WHAT NEEDS TO BE DONE: Scan the data below for the string "osób". Show every line where it turns up.

SUPPLIED MATERIAL:

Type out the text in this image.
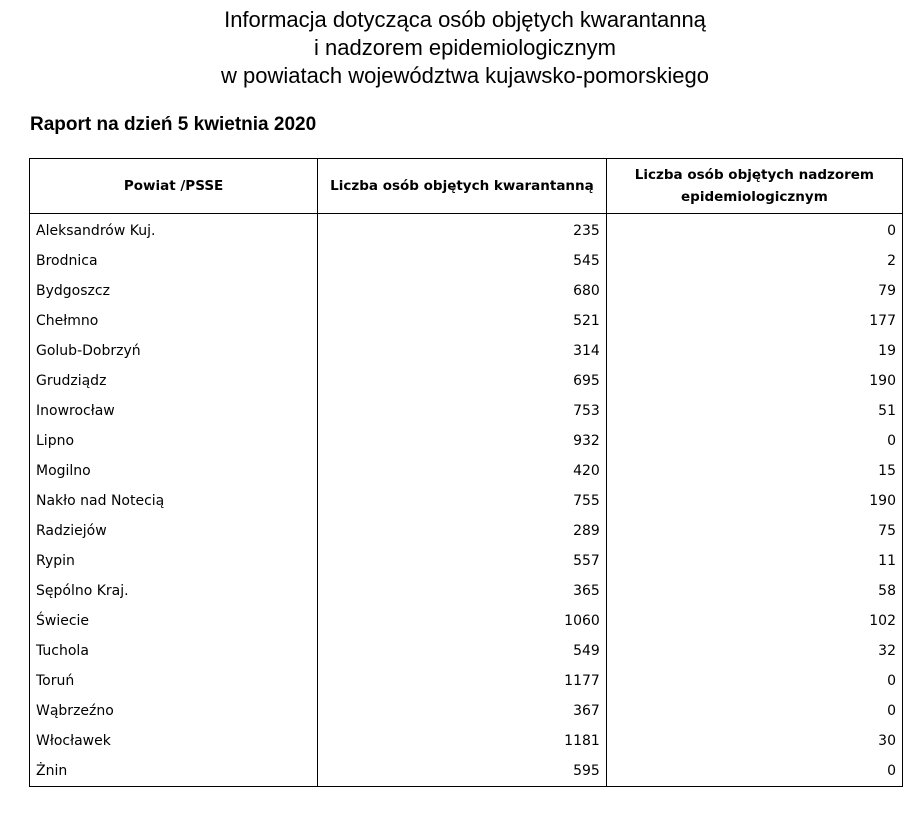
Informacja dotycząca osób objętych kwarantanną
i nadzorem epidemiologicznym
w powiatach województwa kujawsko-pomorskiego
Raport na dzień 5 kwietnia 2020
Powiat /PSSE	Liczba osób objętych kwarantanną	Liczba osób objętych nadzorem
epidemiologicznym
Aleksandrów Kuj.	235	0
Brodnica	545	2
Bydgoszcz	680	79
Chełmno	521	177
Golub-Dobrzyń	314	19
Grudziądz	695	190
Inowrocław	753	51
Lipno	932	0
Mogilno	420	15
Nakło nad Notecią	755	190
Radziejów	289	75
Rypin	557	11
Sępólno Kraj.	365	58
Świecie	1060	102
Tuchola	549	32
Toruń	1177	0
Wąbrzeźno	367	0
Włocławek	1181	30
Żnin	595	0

RESPONSE TO THE EXERCISE:
Informacja dotycząca osób objętych kwarantanną
Powiat /PSSE	Liczba osób objętych kwarantanną	Liczba osób objętych nadzorem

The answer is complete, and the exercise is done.